----- The input -----

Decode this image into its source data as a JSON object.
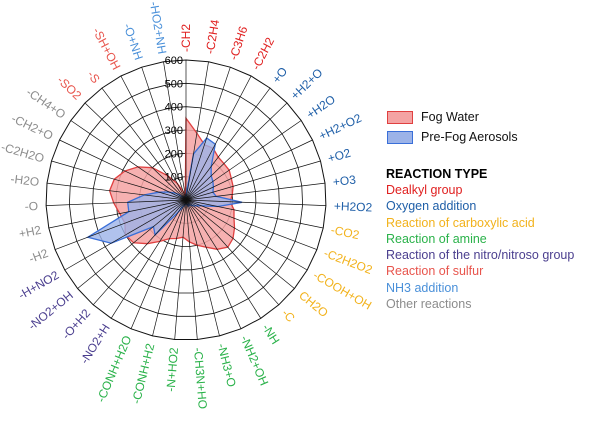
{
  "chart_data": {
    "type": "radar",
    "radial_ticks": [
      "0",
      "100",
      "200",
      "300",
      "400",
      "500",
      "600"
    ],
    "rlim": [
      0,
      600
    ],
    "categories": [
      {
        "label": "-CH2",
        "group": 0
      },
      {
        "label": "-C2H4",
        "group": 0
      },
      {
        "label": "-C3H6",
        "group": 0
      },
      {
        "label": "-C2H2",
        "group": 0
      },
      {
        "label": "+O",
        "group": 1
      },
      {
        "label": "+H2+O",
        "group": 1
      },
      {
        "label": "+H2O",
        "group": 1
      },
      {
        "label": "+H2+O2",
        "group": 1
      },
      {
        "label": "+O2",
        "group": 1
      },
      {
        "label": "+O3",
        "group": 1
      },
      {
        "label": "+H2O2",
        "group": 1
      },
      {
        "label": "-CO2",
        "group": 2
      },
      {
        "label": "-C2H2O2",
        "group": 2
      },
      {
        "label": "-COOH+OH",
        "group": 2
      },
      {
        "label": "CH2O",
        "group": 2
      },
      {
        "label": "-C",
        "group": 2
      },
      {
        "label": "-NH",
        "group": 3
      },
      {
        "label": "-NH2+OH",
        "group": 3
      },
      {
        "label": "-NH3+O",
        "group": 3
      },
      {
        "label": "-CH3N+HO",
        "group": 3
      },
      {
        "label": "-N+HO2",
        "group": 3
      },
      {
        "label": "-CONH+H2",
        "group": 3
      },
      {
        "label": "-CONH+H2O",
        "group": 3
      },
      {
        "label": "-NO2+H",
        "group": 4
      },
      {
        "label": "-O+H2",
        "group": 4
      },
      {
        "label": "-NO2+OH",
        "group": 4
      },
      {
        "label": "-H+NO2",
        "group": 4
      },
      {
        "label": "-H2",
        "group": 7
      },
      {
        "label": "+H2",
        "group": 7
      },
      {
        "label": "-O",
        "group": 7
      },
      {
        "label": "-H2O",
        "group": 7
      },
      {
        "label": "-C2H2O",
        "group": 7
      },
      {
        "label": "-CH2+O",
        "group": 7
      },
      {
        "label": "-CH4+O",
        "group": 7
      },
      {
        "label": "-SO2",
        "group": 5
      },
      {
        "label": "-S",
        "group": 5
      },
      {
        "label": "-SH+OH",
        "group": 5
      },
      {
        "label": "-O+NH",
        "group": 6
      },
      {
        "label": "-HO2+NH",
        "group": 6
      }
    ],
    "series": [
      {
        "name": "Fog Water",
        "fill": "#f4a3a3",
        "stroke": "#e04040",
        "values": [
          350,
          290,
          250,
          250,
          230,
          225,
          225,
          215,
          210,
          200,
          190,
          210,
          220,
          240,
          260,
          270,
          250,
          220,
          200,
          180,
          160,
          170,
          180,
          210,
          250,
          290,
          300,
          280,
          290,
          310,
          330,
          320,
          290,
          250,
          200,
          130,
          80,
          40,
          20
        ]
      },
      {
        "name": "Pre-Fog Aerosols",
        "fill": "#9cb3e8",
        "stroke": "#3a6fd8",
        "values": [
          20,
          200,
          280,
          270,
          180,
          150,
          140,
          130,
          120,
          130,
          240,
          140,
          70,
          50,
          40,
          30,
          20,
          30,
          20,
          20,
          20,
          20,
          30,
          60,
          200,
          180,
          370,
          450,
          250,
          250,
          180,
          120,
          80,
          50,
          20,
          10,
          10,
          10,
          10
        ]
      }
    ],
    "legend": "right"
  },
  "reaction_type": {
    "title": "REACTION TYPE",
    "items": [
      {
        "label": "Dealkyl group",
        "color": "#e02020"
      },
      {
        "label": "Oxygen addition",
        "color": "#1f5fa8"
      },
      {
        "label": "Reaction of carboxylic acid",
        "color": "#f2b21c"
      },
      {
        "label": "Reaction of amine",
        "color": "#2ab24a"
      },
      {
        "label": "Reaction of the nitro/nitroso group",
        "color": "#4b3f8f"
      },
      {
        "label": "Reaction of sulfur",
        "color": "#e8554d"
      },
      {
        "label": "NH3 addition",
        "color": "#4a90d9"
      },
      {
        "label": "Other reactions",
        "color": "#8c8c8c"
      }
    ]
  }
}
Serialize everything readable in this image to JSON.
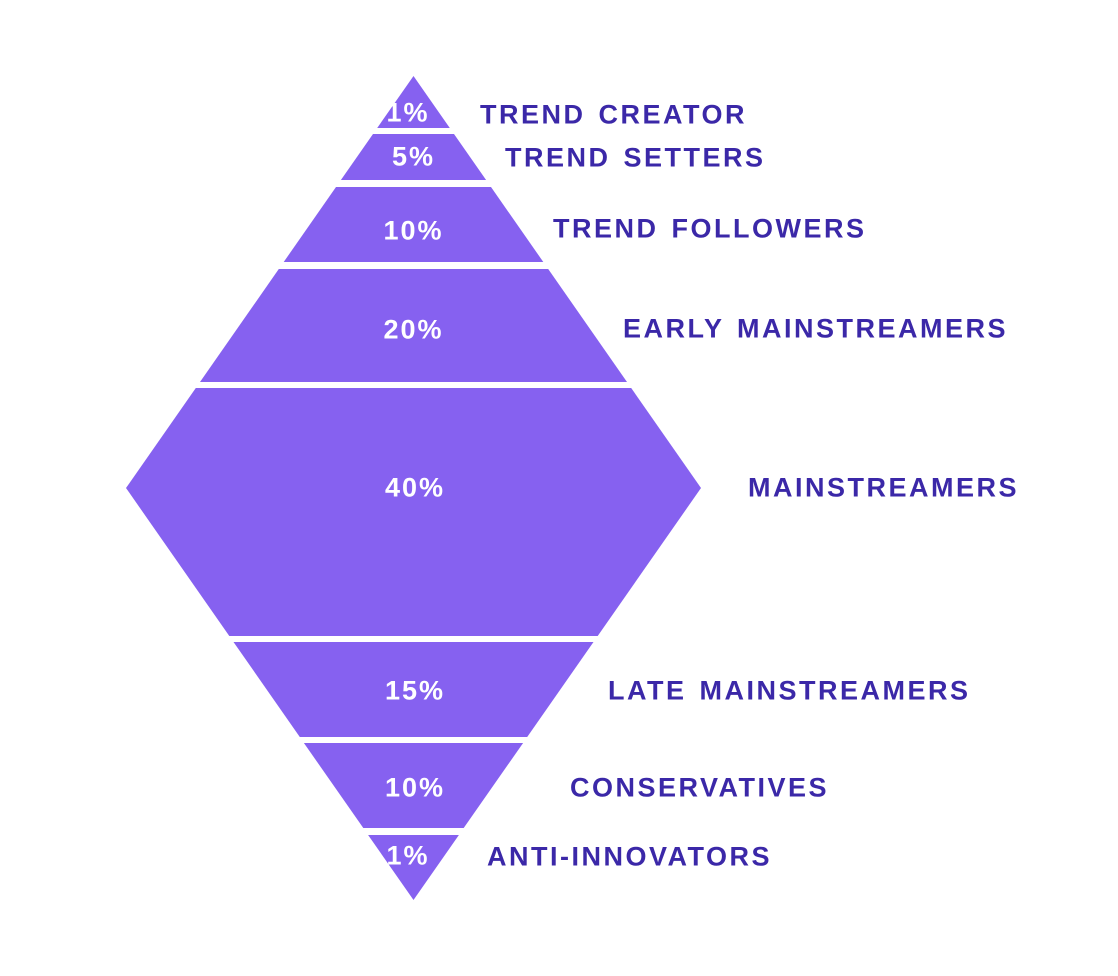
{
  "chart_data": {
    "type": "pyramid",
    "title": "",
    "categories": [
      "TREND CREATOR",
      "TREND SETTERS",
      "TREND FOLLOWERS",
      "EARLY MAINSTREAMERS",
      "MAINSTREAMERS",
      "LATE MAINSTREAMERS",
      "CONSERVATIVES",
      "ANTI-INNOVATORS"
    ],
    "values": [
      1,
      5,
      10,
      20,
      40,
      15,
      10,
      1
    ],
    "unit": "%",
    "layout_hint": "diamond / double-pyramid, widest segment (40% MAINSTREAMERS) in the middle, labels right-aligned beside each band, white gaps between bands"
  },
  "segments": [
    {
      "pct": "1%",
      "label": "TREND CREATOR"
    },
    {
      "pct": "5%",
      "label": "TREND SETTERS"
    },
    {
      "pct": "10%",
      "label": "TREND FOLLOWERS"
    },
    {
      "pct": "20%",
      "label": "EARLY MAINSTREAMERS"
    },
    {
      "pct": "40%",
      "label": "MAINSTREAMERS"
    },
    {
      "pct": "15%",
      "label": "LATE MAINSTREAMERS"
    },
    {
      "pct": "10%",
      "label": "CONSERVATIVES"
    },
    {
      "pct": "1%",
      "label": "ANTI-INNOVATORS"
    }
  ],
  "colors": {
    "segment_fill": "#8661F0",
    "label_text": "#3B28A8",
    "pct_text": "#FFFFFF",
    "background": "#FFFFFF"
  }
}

-----
----- The input -----

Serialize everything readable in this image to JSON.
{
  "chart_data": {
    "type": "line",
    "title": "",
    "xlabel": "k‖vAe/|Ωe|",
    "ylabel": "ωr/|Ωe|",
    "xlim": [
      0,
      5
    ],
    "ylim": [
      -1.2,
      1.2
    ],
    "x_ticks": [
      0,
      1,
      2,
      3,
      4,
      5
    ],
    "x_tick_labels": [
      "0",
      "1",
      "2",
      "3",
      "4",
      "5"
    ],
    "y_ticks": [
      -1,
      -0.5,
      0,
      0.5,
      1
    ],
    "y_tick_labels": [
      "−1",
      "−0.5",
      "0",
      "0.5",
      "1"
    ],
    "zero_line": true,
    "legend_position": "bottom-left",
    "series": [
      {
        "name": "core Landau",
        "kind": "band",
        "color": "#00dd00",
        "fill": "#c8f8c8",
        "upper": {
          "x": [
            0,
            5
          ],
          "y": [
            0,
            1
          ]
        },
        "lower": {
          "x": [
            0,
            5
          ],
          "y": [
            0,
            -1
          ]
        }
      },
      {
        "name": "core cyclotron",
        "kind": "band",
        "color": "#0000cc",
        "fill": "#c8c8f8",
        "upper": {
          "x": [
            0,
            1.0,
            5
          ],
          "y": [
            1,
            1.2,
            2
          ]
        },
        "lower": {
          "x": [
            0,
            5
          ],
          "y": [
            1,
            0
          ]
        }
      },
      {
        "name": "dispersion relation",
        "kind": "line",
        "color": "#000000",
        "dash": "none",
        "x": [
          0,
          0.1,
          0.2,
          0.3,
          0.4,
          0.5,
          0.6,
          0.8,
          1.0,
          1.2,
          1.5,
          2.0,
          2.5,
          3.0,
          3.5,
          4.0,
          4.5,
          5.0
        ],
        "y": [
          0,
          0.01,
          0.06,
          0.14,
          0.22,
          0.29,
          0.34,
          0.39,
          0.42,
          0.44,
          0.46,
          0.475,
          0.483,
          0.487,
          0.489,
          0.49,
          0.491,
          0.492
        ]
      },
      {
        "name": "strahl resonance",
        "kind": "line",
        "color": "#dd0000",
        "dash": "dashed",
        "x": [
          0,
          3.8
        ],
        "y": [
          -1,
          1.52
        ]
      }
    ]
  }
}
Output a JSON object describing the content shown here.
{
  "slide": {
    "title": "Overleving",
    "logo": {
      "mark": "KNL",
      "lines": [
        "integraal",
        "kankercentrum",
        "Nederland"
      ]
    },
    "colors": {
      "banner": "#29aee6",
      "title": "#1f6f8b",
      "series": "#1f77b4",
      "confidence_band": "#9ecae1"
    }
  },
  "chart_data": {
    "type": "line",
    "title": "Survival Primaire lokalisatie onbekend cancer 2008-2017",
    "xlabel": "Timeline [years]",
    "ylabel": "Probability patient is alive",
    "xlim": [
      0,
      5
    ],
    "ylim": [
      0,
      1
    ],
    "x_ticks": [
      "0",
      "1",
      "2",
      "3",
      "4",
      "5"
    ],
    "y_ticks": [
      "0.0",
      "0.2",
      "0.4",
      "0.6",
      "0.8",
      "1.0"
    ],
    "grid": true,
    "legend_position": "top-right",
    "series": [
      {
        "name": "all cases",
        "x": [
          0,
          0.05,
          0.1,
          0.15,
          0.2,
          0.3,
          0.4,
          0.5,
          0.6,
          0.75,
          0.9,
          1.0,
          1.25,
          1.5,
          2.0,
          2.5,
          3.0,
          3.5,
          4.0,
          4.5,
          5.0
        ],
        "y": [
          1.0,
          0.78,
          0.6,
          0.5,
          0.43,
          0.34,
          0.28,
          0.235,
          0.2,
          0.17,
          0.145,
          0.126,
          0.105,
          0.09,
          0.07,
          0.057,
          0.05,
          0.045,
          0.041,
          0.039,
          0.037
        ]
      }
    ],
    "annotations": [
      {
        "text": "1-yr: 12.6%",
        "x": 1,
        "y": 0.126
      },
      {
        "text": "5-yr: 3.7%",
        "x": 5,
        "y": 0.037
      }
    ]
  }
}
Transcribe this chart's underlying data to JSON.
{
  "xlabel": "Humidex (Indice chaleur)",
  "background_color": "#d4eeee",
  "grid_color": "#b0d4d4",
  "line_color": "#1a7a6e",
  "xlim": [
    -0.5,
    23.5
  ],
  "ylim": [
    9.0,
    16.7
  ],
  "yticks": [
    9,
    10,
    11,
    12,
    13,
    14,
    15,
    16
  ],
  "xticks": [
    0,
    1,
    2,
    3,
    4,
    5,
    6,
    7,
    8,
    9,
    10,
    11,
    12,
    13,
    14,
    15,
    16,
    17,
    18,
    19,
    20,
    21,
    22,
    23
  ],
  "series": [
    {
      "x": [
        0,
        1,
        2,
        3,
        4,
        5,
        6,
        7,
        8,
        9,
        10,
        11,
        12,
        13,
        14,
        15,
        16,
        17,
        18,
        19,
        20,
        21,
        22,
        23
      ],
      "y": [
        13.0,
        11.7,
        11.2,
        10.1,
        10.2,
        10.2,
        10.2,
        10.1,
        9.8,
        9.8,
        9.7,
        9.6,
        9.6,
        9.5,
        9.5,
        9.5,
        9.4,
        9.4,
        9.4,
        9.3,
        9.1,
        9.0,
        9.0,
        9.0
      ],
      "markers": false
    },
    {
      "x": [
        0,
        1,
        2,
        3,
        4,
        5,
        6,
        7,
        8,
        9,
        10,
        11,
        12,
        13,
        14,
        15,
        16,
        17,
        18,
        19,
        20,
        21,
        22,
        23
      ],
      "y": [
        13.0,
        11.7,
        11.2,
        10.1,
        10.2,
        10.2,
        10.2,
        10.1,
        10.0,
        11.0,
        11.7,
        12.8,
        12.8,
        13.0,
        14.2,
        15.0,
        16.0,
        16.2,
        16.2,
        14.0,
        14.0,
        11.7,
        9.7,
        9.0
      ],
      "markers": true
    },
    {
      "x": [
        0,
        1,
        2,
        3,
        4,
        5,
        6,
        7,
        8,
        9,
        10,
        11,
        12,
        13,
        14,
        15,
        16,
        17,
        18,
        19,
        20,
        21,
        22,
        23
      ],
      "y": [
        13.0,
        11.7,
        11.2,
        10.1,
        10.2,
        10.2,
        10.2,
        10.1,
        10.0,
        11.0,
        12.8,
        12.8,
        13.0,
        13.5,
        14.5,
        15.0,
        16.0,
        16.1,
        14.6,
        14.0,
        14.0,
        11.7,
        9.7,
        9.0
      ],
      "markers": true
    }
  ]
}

-----

Directive: Report only a number: how many lines in the material above contain the string "pyramid".

Exercise result: 2